__Given request 1__: List every person named in the film review, including the byline.
__Given request 2__: Please retype the part of the film review that opens with the words containing "By Preston Wilder" and closes with "little as possible.".

__Excerpt__:
--- BEGIN ---
By Preston Wilder
If you can’t say something nice, goes the phrase, don’t say anything at all. Or, in movie terms: if your dialogue is liable to be cheesy and embarrassing, better to have no dialogue at all – or at least, as little as possible.
That’s the guiding principle in A Quiet Place, with a plot that might’ve been reverse-engineered to fit this particular gimmick. John Krasinski (who also directed) and Emily Blunt are the parents of a young rural family in a dystopian near-future overrun by monsters. The monsters, great spindly insect-like creatures, are lightning-fast but also blind, responding only to sound – so the way to avoid them is to stay very, very quiet. No talking (except in sign language), no crying, no loud toys or beeping electronics. If you must play Monopoly, make sure you roll the dice on the carpet. “Big sounds” are forbidden in this world – a fitting stricture in a film that makes a virtue of its smallness, running a trim 90 minutes in one main location.
Not that A Quiet Place is low on incident or excitement; it’s not even quiet, with a rather emphatic music score (a scene where the couple slow-dance to Neil Young – flooding the film with sudden music – would’ve been more effective had it shattered half an hour of total silence; but you can’t do that in a multiplex movie). As if to make up for the absence of dialogue, Krasinski goes for all-out jump-scares, gory collateral damage, plus additional perils involving a flooded house and a grain silo where one of the kids almost suffocates. It’s unclear how the family have a silo full of grain after 472 days of enforced isolation, but let’s not get snippy with such a smart little movie.
There is one conspicuously smart element. We know something the characters don’t – something pretty major, viz. a way to destroy the monsters once and for all – and it makes for constant tension in the second half, when the house is surrounded and the stakes raised considerably. Otherwise the thrills are a mixed bag, seeming rather contrived and relentless. The details of life without sound are amusing (viewers looking for a quirkier take on a similar gimmick are directed to Guy Maddin’s outlandish Careful, from 1992), especially when the teenage daughter clearly longs to launch into a whiny tantrum but can only pout and look daggers at her mum – but the action gets a bit frenetic, the suspense piled on with a trowel. At one point, Mum (who is both barefoot and very pregnant) steps on an exposed nail as she’s coming down the stairs (ouch!), hobbling around with her foot oozing blood – and meanwhile there’s a monster in the house, and did we also mention that her waters have broken? Sometimes it’s all you can do to keep quiet.
--- END ---
__Element boundary records__:
--- BEGIN ---
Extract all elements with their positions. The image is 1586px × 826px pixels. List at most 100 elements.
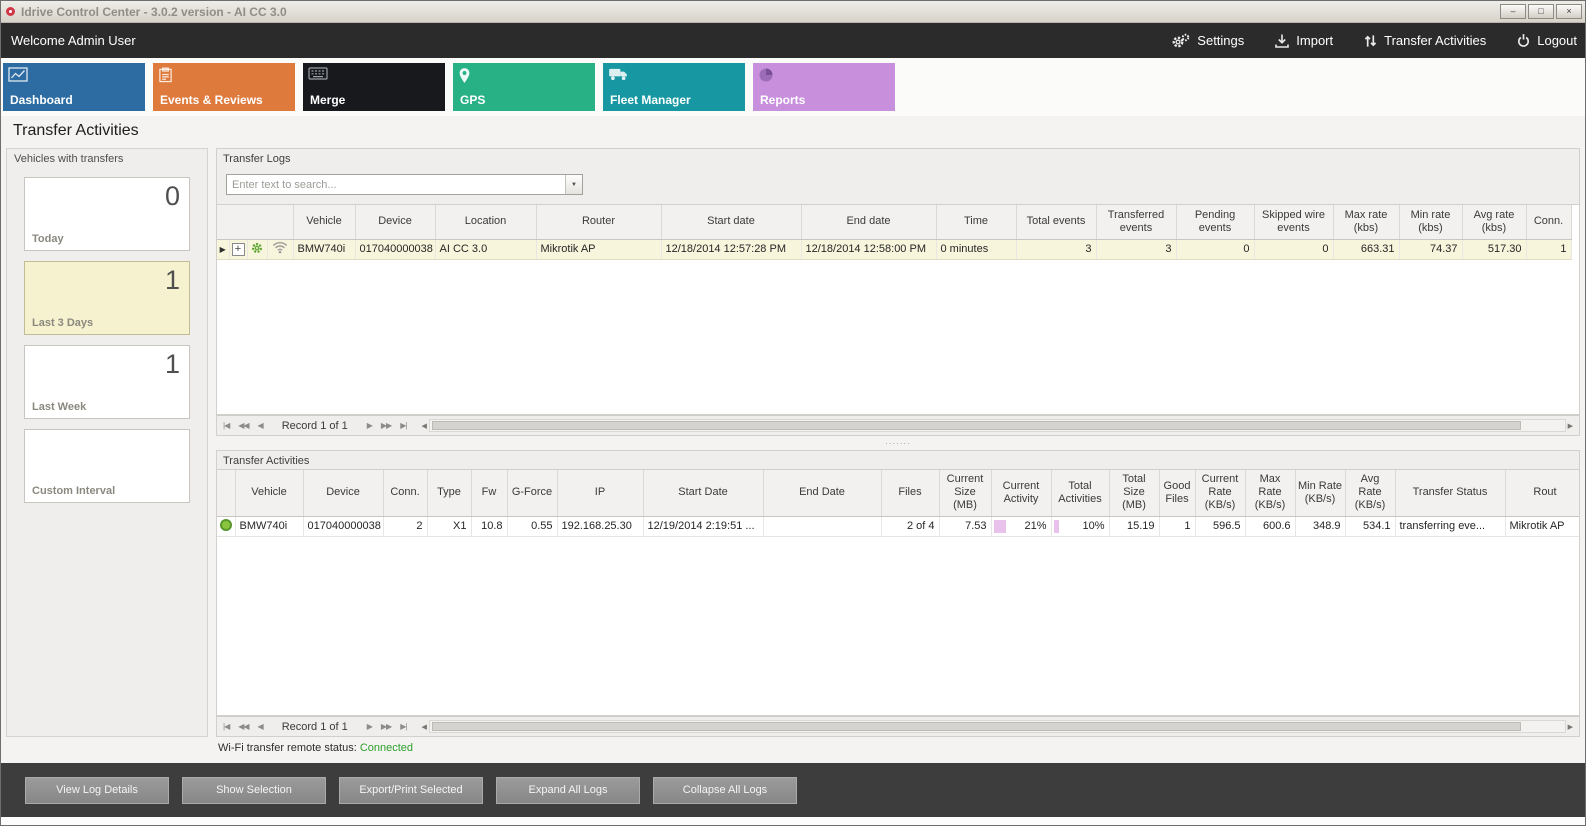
import-button[interactable]: Import	[1274, 33, 1333, 49]
col-end-date[interactable]: End date	[801, 205, 936, 239]
col-gforce[interactable]: G-Force	[507, 470, 557, 516]
cell-device[interactable]: 017040000038	[303, 516, 383, 536]
collapse-all-logs-button[interactable]: Collapse All Logs	[653, 777, 797, 804]
col-pending-events[interactable]: Pending events	[1176, 205, 1254, 239]
col-avg-rate[interactable]: Avg Rate (KB/s)	[1345, 470, 1395, 516]
pager-prev-button[interactable]: ◀	[258, 722, 263, 731]
col-current-size[interactable]: Current Size (MB)	[939, 470, 991, 516]
col-total-size[interactable]: Total Size (MB)	[1109, 470, 1159, 516]
show-selection-button[interactable]: Show Selection	[182, 777, 326, 804]
scrollbar-thumb[interactable]	[432, 722, 1521, 731]
cell-end-date[interactable]	[763, 516, 881, 536]
cell-transferred-events[interactable]: 3	[1096, 239, 1176, 259]
gear-icon[interactable]	[250, 246, 264, 258]
col-conn[interactable]: Conn.	[1526, 205, 1571, 239]
col-end-date[interactable]: End Date	[763, 470, 881, 516]
scroll-left-icon[interactable]: ◀	[421, 723, 426, 731]
col-total-activities[interactable]: Total Activities	[1051, 470, 1109, 516]
minimize-button[interactable]: –	[1500, 4, 1526, 19]
cell-skipped-wire-events[interactable]: 0	[1254, 239, 1333, 259]
col-avg-rate[interactable]: Avg rate (kbs)	[1462, 205, 1526, 239]
cell-min-rate[interactable]: 348.9	[1295, 516, 1345, 536]
cell-end-date[interactable]: 12/18/2014 12:58:00 PM	[801, 239, 936, 259]
col-device[interactable]: Device	[303, 470, 383, 516]
expand-all-logs-button[interactable]: Expand All Logs	[496, 777, 640, 804]
expand-row-icon[interactable]: +	[232, 243, 245, 256]
cell-fw[interactable]: 10.8	[471, 516, 507, 536]
scroll-right-icon[interactable]: ▶	[1568, 422, 1573, 430]
pager-prev-page-button[interactable]: ◀◀	[238, 421, 248, 430]
col-max-rate[interactable]: Max rate (kbs)	[1333, 205, 1399, 239]
cell-total-size[interactable]: 15.19	[1109, 516, 1159, 536]
col-vehicle[interactable]: Vehicle	[235, 470, 303, 516]
logout-button[interactable]: Logout	[1516, 33, 1577, 48]
cell-max-rate[interactable]: 663.31	[1333, 239, 1399, 259]
col-location[interactable]: Location	[435, 205, 536, 239]
cell-total-events[interactable]: 3	[1016, 239, 1096, 259]
export-print-selected-button[interactable]: Export/Print Selected	[339, 777, 483, 804]
maximize-button[interactable]: □	[1528, 4, 1554, 19]
scroll-right-icon[interactable]: ▶	[1568, 723, 1573, 731]
col-time[interactable]: Time	[936, 205, 1016, 239]
tile-gps[interactable]: GPS	[453, 63, 595, 111]
pager-next-page-button[interactable]: ▶▶	[381, 421, 391, 430]
tile-merge[interactable]: Merge	[303, 63, 445, 111]
pager-prev-page-button[interactable]: ◀◀	[238, 722, 248, 731]
cell-current-size[interactable]: 7.53	[939, 516, 991, 536]
cell-total-activities[interactable]: 10%	[1051, 516, 1109, 536]
cell-time[interactable]: 0 minutes	[936, 239, 1016, 259]
settings-button[interactable]: Settings	[1171, 33, 1244, 49]
col-max-rate[interactable]: Max Rate (KB/s)	[1245, 470, 1295, 516]
cell-type[interactable]: X1	[427, 516, 471, 536]
card-last-week[interactable]: 1 Last Week	[24, 345, 190, 419]
cell-max-rate[interactable]: 600.6	[1245, 516, 1295, 536]
cell-avg-rate[interactable]: 517.30	[1462, 239, 1526, 259]
cell-location[interactable]: AI CC 3.0	[435, 239, 536, 259]
col-total-events[interactable]: Total events	[1016, 205, 1096, 239]
col-type[interactable]: Type	[427, 470, 471, 516]
cell-start-date[interactable]: 12/18/2014 12:57:28 PM	[661, 239, 801, 259]
search-dropdown-button[interactable]: ▼	[565, 175, 582, 194]
cell-good-files[interactable]: 1	[1159, 516, 1195, 536]
cell-gforce[interactable]: 0.55	[507, 516, 557, 536]
panel-splitter[interactable]: ·······	[216, 436, 1580, 450]
col-fw[interactable]: Fw	[471, 470, 507, 516]
col-files[interactable]: Files	[881, 470, 939, 516]
col-current-rate[interactable]: Current Rate (KB/s)	[1195, 470, 1245, 516]
cell-conn[interactable]: 2	[383, 516, 427, 536]
col-conn[interactable]: Conn.	[383, 470, 427, 516]
col-start-date[interactable]: Start Date	[643, 470, 763, 516]
cell-pending-events[interactable]: 0	[1176, 239, 1254, 259]
cell-ip[interactable]: 192.168.25.30	[557, 516, 643, 536]
col-router[interactable]: Rout	[1505, 470, 1579, 516]
pager-next-button[interactable]: ▶	[367, 722, 372, 731]
search-input[interactable]	[227, 179, 565, 191]
pager-first-button[interactable]: |◀	[223, 722, 229, 731]
cell-router[interactable]: Mikrotik AP	[536, 239, 661, 259]
col-transferred-events[interactable]: Transferred events	[1096, 205, 1176, 239]
table-row[interactable]: BMW740i 017040000038 2 X1 10.8 0.55 192.…	[217, 516, 1579, 536]
tile-fleet-manager[interactable]: Fleet Manager	[603, 63, 745, 111]
col-vehicle[interactable]: Vehicle	[293, 205, 355, 239]
cell-min-rate[interactable]: 74.37	[1399, 239, 1462, 259]
col-router[interactable]: Router	[536, 205, 661, 239]
col-min-rate[interactable]: Min Rate (KB/s)	[1295, 470, 1345, 516]
cell-transfer-status[interactable]: transferring eve...	[1395, 516, 1505, 536]
tile-dashboard[interactable]: Dashboard	[3, 63, 145, 111]
scroll-left-icon[interactable]: ◀	[421, 422, 426, 430]
cell-conn[interactable]: 1	[1526, 239, 1571, 259]
col-device[interactable]: Device	[355, 205, 435, 239]
card-today[interactable]: 0 Today	[24, 177, 190, 251]
pager-last-button[interactable]: ▶|	[400, 722, 406, 731]
table-row[interactable]: ▶ + BMW740i 017040000038 AI CC 3.0 Mikro…	[217, 239, 1571, 259]
tile-reports[interactable]: Reports	[753, 63, 895, 111]
col-min-rate[interactable]: Min rate (kbs)	[1399, 205, 1462, 239]
card-custom-interval[interactable]: Custom Interval	[24, 429, 190, 503]
pager-prev-button[interactable]: ◀	[258, 421, 263, 430]
view-log-details-button[interactable]: View Log Details	[25, 777, 169, 804]
pager-next-page-button[interactable]: ▶▶	[381, 722, 391, 731]
cell-avg-rate[interactable]: 534.1	[1345, 516, 1395, 536]
cell-router[interactable]: Mikrotik AP	[1505, 516, 1579, 536]
pager-next-button[interactable]: ▶	[367, 421, 372, 430]
tile-events-reviews[interactable]: Events & Reviews	[153, 63, 295, 111]
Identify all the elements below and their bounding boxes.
--- END ---
__Reply 1__: Preston Wilder, John Krasinski, Emily Blunt, Neil Young, Guy Maddin

__Reply 2__:
By Preston Wilder
If you can’t say something nice, goes the phrase, don’t say anything at all. Or, in movie terms: if your dialogue is liable to be cheesy and embarrassing, better to have no dialogue at all – or at least, as little as possible.